DIRECTION:
Write every record out again exactly as given.

═══ ENTRIES SHOWN

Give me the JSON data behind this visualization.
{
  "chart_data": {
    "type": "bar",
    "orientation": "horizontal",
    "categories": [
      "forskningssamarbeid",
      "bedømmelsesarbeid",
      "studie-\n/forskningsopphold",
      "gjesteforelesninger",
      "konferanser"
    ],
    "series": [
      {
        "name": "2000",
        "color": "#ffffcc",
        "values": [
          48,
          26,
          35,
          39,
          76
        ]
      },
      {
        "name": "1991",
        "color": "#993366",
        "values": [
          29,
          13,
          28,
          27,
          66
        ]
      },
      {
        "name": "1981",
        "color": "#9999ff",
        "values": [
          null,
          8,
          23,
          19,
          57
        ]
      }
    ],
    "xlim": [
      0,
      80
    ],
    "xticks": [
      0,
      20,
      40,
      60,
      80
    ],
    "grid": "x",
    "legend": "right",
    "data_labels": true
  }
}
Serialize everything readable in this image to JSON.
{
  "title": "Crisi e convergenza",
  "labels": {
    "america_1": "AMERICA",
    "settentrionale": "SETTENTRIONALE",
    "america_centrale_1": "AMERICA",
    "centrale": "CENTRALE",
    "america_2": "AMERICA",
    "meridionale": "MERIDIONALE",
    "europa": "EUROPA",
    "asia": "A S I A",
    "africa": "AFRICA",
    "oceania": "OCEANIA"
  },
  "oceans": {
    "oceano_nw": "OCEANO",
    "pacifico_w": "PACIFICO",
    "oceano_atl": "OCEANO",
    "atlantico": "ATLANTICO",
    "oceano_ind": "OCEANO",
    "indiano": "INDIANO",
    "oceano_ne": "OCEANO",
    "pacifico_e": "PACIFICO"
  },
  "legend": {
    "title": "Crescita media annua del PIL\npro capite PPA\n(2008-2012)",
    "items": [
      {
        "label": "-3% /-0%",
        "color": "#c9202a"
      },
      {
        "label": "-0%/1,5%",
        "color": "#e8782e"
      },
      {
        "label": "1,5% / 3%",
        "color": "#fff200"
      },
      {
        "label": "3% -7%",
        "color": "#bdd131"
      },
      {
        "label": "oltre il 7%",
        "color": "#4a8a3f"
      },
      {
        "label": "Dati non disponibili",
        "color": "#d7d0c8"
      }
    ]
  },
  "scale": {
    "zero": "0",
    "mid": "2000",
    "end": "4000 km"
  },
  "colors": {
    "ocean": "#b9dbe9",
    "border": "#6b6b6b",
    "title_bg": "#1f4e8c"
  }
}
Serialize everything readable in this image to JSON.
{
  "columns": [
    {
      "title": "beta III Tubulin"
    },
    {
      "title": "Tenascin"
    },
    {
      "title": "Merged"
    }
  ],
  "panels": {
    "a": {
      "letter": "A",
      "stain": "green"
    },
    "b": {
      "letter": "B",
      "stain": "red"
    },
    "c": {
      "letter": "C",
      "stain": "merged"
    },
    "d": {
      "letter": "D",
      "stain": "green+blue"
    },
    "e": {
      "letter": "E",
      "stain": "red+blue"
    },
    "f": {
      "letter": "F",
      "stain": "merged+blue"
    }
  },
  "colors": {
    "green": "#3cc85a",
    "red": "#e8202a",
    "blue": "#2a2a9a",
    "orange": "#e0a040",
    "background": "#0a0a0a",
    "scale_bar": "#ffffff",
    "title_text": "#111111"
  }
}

══════

WRITTEN REPLY:
Give me the JSON data behind this visualization.
{
  "chart_data": {
    "type": "bar",
    "orientation": "horizontal",
    "categories": [
      "forskningssamarbeid",
      "bedømmelsesarbeid",
      "studie-\n/forskningsopphold",
      "gjesteforelesninger",
      "konferanser"
    ],
    "series": [
      {
        "name": "2000",
        "color": "#ffffcc",
        "values": [
          48,
          26,
          35,
          39,
          76
        ]
      },
      {
        "name": "1991",
        "color": "#993366",
        "values": [
          29,
          13,
          28,
          27,
          66
        ]
      },
      {
        "name": "1981",
        "color": "#9999ff",
        "values": [
          null,
          8,
          23,
          19,
          57
        ]
      }
    ],
    "xlim": [
      0,
      80
    ],
    "xticks": [
      0,
      20,
      40,
      60,
      80
    ],
    "grid": "x",
    "legend": "right",
    "data_labels": true
  }
}
Serialize everything readable in this image to JSON.
{
  "title": "Crisi e convergenza",
  "labels": {
    "america_1": "AMERICA",
    "settentrionale": "SETTENTRIONALE",
    "america_centrale_1": "AMERICA",
    "centrale": "CENTRALE",
    "america_2": "AMERICA",
    "meridionale": "MERIDIONALE",
    "europa": "EUROPA",
    "asia": "A S I A",
    "africa": "AFRICA",
    "oceania": "OCEANIA"
  },
  "oceans": {
    "oceano_nw": "OCEANO",
    "pacifico_w": "PACIFICO",
    "oceano_atl": "OCEANO",
    "atlantico": "ATLANTICO",
    "oceano_ind": "OCEANO",
    "indiano": "INDIANO",
    "oceano_ne": "OCEANO",
    "pacifico_e": "PACIFICO"
  },
  "legend": {
    "title": "Crescita media annua del PIL\npro capite PPA\n(2008-2012)",
    "items": [
      {
        "label": "-3% /-0%",
        "color": "#c9202a"
      },
      {
        "label": "-0%/1,5%",
        "color": "#e8782e"
      },
      {
        "label": "1,5% / 3%",
        "color": "#fff200"
      },
      {
        "label": "3% -7%",
        "color": "#bdd131"
      },
      {
        "label": "oltre il 7%",
        "color": "#4a8a3f"
      },
      {
        "label": "Dati non disponibili",
        "color": "#d7d0c8"
      }
    ]
  },
  "scale": {
    "zero": "0",
    "mid": "2000",
    "end": "4000 km"
  },
  "colors": {
    "ocean": "#b9dbe9",
    "border": "#6b6b6b",
    "title_bg": "#1f4e8c"
  }
}
Serialize everything readable in this image to JSON.
{
  "columns": [
    {
      "title": "beta III Tubulin"
    },
    {
      "title": "Tenascin"
    },
    {
      "title": "Merged"
    }
  ],
  "panels": {
    "a": {
      "letter": "A",
      "stain": "green"
    },
    "b": {
      "letter": "B",
      "stain": "red"
    },
    "c": {
      "letter": "C",
      "stain": "merged"
    },
    "d": {
      "letter": "D",
      "stain": "green+blue"
    },
    "e": {
      "letter": "E",
      "stain": "red+blue"
    },
    "f": {
      "letter": "F",
      "stain": "merged+blue"
    }
  },
  "colors": {
    "green": "#3cc85a",
    "red": "#e8202a",
    "blue": "#2a2a9a",
    "orange": "#e0a040",
    "background": "#0a0a0a",
    "scale_bar": "#ffffff",
    "title_text": "#111111"
  }
}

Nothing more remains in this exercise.